### Written request
The records that follow are to be transcribed in full, without their images.

### Data shown
— Start —
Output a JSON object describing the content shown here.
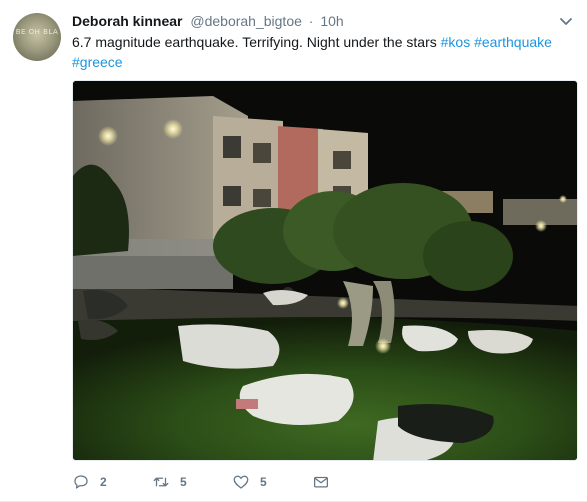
{
  "tweet": {
    "display_name": "Deborah kinnear",
    "handle": "@deborah_bigtoe",
    "separator": "·",
    "time": "10h",
    "text": "6.7 magnitude earthquake. Terrifying. Night under the stars",
    "hashtags": [
      "#kos",
      "#earthquake",
      "#greece"
    ],
    "avatar_text": "BE OH BLA"
  },
  "actions": {
    "reply_count": "2",
    "retweet_count": "5",
    "like_count": "5"
  },
  "icons": {
    "reply": "reply-icon",
    "retweet": "retweet-icon",
    "like": "heart-icon",
    "message": "envelope-icon",
    "menu": "chevron-down-icon"
  },
  "colors": {
    "link": "#1b95e0",
    "muted": "#657786",
    "text": "#14171a"
  }
}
— End —
### Response for this exercise
Output a JSON object describing the content shown here.
{
  "tweet": {
    "display_name": "Deborah kinnear",
    "handle": "@deborah_bigtoe",
    "separator": "·",
    "time": "10h",
    "text": "6.7 magnitude earthquake. Terrifying. Night under the stars",
    "hashtags": [
      "#kos",
      "#earthquake",
      "#greece"
    ],
    "avatar_text": "BE OH BLA"
  },
  "actions": {
    "reply_count": "2",
    "retweet_count": "5",
    "like_count": "5"
  },
  "icons": {
    "reply": "reply-icon",
    "retweet": "retweet-icon",
    "like": "heart-icon",
    "message": "envelope-icon",
    "menu": "chevron-down-icon"
  },
  "colors": {
    "link": "#1b95e0",
    "muted": "#657786",
    "text": "#14171a"
  }
}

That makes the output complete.